Aim: Look through the data below and return each line where "panel" appears.

Supplied records:
────────────────

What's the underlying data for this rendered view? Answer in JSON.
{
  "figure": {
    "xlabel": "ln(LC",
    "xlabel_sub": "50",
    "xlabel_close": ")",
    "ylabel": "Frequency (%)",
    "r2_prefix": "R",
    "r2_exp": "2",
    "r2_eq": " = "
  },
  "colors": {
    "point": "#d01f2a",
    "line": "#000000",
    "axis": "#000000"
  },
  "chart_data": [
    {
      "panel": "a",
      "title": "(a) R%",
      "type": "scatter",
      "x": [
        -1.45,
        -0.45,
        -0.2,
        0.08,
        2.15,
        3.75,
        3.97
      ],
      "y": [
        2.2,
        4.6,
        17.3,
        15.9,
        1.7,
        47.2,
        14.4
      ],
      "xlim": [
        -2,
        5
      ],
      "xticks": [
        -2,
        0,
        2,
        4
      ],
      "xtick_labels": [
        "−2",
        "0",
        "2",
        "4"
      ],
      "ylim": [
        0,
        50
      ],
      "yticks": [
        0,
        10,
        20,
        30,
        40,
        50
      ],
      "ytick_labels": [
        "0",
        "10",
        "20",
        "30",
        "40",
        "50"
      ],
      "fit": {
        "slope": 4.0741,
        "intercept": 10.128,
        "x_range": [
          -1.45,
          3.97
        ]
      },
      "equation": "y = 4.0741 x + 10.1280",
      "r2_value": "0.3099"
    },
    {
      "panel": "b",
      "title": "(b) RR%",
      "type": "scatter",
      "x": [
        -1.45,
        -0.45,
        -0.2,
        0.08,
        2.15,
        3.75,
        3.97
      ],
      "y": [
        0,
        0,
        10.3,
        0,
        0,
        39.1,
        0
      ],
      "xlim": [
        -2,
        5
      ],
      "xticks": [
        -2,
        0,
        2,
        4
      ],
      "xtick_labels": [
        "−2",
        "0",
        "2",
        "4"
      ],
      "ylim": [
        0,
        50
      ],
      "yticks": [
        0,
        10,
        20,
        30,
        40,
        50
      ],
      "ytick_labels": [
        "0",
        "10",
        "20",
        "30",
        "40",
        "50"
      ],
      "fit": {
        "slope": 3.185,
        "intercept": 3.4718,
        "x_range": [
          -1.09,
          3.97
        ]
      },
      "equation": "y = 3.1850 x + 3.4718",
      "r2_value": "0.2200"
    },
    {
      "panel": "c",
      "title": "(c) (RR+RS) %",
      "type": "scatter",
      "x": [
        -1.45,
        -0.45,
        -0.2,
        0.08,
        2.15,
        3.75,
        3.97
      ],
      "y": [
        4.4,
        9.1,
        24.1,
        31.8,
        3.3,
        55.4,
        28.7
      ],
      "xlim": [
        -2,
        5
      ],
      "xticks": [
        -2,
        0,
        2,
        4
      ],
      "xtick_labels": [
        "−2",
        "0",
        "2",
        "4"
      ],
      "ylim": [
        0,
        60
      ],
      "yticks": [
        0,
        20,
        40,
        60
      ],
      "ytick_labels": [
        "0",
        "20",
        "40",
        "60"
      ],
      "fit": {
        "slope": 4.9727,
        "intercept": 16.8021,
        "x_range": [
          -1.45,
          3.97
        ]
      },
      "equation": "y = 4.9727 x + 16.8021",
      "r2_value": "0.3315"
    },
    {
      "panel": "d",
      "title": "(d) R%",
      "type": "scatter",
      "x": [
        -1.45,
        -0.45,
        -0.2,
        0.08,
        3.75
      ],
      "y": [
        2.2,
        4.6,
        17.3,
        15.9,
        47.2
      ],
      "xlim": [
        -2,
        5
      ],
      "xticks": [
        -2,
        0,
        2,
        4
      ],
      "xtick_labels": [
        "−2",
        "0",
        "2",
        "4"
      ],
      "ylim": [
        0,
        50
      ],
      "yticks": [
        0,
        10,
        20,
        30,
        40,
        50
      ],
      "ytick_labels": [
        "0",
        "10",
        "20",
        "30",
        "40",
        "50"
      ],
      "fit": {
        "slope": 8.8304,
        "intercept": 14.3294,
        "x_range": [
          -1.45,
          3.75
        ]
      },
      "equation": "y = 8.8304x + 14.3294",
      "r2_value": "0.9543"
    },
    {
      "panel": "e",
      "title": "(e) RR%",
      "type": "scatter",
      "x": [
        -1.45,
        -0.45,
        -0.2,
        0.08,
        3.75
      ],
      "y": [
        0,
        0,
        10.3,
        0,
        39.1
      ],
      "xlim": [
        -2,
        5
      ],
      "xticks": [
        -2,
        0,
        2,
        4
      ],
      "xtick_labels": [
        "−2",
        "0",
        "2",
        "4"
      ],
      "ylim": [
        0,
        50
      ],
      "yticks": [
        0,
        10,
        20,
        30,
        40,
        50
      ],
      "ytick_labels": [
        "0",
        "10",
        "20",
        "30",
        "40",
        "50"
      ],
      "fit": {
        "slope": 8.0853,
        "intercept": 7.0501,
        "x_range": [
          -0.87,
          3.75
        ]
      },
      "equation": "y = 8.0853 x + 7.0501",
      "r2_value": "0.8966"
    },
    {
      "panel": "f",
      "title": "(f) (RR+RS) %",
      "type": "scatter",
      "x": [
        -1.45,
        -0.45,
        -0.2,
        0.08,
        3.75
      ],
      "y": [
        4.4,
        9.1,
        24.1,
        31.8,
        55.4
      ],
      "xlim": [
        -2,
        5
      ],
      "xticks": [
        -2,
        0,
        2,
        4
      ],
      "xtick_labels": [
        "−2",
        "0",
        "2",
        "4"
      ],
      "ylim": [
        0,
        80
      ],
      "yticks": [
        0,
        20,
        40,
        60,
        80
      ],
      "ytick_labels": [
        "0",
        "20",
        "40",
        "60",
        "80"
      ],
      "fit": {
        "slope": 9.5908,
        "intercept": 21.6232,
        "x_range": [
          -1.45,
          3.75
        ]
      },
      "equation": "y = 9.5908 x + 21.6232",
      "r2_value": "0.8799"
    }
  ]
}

────────────────

Exercise solution:
      "panel": "a",
      "panel": "b",
      "panel": "c",
      "panel": "d",
      "panel": "e",
      "panel": "f",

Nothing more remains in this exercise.